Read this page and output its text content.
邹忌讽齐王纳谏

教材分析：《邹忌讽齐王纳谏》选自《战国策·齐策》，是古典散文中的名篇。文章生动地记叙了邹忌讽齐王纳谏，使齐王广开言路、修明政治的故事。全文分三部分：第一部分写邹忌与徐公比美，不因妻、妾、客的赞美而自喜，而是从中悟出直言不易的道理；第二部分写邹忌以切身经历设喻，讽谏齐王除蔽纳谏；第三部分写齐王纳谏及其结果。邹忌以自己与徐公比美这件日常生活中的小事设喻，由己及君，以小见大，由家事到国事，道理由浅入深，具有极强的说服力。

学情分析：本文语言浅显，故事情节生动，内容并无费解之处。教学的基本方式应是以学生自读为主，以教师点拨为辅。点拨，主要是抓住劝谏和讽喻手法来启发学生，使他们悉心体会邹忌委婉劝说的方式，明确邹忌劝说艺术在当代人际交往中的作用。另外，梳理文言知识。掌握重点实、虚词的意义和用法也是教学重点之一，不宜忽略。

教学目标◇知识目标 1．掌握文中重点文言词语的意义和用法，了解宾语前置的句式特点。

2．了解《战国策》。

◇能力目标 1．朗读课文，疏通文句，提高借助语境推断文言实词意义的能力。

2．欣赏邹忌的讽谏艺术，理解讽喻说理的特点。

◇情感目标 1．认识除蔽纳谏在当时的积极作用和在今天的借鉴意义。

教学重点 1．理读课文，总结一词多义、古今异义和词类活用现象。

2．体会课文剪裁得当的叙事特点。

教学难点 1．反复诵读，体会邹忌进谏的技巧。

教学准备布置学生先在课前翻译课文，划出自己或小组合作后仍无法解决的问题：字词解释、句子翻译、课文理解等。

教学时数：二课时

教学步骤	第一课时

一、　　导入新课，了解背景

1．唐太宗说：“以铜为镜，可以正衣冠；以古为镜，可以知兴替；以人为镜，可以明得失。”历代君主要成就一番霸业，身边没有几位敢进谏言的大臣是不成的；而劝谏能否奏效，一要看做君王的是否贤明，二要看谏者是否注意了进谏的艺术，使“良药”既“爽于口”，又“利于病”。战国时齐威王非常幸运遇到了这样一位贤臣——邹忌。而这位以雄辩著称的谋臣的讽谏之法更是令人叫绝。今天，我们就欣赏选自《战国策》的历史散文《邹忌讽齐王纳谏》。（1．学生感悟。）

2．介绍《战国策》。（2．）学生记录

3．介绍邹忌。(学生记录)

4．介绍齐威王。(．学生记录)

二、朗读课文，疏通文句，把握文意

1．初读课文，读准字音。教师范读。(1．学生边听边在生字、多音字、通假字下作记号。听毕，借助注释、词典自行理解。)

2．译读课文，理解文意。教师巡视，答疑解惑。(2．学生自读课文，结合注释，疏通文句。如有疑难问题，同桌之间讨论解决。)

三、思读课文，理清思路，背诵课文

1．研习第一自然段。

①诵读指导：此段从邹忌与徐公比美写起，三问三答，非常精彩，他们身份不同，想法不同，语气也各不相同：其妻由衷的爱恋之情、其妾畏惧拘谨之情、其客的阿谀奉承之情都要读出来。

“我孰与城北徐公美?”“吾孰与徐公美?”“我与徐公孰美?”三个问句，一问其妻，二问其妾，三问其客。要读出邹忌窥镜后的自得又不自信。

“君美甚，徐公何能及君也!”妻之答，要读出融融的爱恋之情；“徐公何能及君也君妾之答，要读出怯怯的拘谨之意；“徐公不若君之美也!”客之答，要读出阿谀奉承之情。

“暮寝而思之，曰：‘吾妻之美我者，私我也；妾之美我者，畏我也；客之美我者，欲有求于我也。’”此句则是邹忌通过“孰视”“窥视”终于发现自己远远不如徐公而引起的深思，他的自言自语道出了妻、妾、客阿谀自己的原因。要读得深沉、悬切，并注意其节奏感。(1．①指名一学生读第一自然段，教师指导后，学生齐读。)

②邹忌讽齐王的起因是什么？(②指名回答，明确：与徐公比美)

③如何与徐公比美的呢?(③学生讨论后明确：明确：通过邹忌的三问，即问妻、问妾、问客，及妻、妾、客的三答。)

----------------------------------------

* [Exercise brief] Print the entries exactly. Include every one.

* [Exercise solution]
Read this page and output its text content.
邹忌讽齐王纳谏

教材分析：《邹忌讽齐王纳谏》选自《战国策·齐策》，是古典散文中的名篇。文章生动地记叙了邹忌讽齐王纳谏，使齐王广开言路、修明政治的故事。全文分三部分：第一部分写邹忌与徐公比美，不因妻、妾、客的赞美而自喜，而是从中悟出直言不易的道理；第二部分写邹忌以切身经历设喻，讽谏齐王除蔽纳谏；第三部分写齐王纳谏及其结果。邹忌以自己与徐公比美这件日常生活中的小事设喻，由己及君，以小见大，由家事到国事，道理由浅入深，具有极强的说服力。

学情分析：本文语言浅显，故事情节生动，内容并无费解之处。教学的基本方式应是以学生自读为主，以教师点拨为辅。点拨，主要是抓住劝谏和讽喻手法来启发学生，使他们悉心体会邹忌委婉劝说的方式，明确邹忌劝说艺术在当代人际交往中的作用。另外，梳理文言知识。掌握重点实、虚词的意义和用法也是教学重点之一，不宜忽略。

教学目标◇知识目标 1．掌握文中重点文言词语的意义和用法，了解宾语前置的句式特点。

2．了解《战国策》。

◇能力目标 1．朗读课文，疏通文句，提高借助语境推断文言实词意义的能力。

2．欣赏邹忌的讽谏艺术，理解讽喻说理的特点。

◇情感目标 1．认识除蔽纳谏在当时的积极作用和在今天的借鉴意义。

教学重点 1．理读课文，总结一词多义、古今异义和词类活用现象。

2．体会课文剪裁得当的叙事特点。

教学难点 1．反复诵读，体会邹忌进谏的技巧。

教学准备布置学生先在课前翻译课文，划出自己或小组合作后仍无法解决的问题：字词解释、句子翻译、课文理解等。

教学时数：二课时

教学步骤	第一课时

一、　　导入新课，了解背景

1．唐太宗说：“以铜为镜，可以正衣冠；以古为镜，可以知兴替；以人为镜，可以明得失。”历代君主要成就一番霸业，身边没有几位敢进谏言的大臣是不成的；而劝谏能否奏效，一要看做君王的是否贤明，二要看谏者是否注意了进谏的艺术，使“良药”既“爽于口”，又“利于病”。战国时齐威王非常幸运遇到了这样一位贤臣——邹忌。而这位以雄辩著称的谋臣的讽谏之法更是令人叫绝。今天，我们就欣赏选自《战国策》的历史散文《邹忌讽齐王纳谏》。（1．学生感悟。）

2．介绍《战国策》。（2．）学生记录

3．介绍邹忌。(学生记录)

4．介绍齐威王。(．学生记录)

二、朗读课文，疏通文句，把握文意

1．初读课文，读准字音。教师范读。(1．学生边听边在生字、多音字、通假字下作记号。听毕，借助注释、词典自行理解。)

2．译读课文，理解文意。教师巡视，答疑解惑。(2．学生自读课文，结合注释，疏通文句。如有疑难问题，同桌之间讨论解决。)

三、思读课文，理清思路，背诵课文

1．研习第一自然段。

①诵读指导：此段从邹忌与徐公比美写起，三问三答，非常精彩，他们身份不同，想法不同，语气也各不相同：其妻由衷的爱恋之情、其妾畏惧拘谨之情、其客的阿谀奉承之情都要读出来。

“我孰与城北徐公美?”“吾孰与徐公美?”“我与徐公孰美?”三个问句，一问其妻，二问其妾，三问其客。要读出邹忌窥镜后的自得又不自信。

“君美甚，徐公何能及君也!”妻之答，要读出融融的爱恋之情；“徐公何能及君也君妾之答，要读出怯怯的拘谨之意；“徐公不若君之美也!”客之答，要读出阿谀奉承之情。

“暮寝而思之，曰：‘吾妻之美我者，私我也；妾之美我者，畏我也；客之美我者，欲有求于我也。’”此句则是邹忌通过“孰视”“窥视”终于发现自己远远不如徐公而引起的深思，他的自言自语道出了妻、妾、客阿谀自己的原因。要读得深沉、悬切，并注意其节奏感。(1．①指名一学生读第一自然段，教师指导后，学生齐读。)

②邹忌讽齐王的起因是什么？(②指名回答，明确：与徐公比美)

③如何与徐公比美的呢?(③学生讨论后明确：明确：通过邹忌的三问，即问妻、问妾、问客，及妻、妾、客的三答。)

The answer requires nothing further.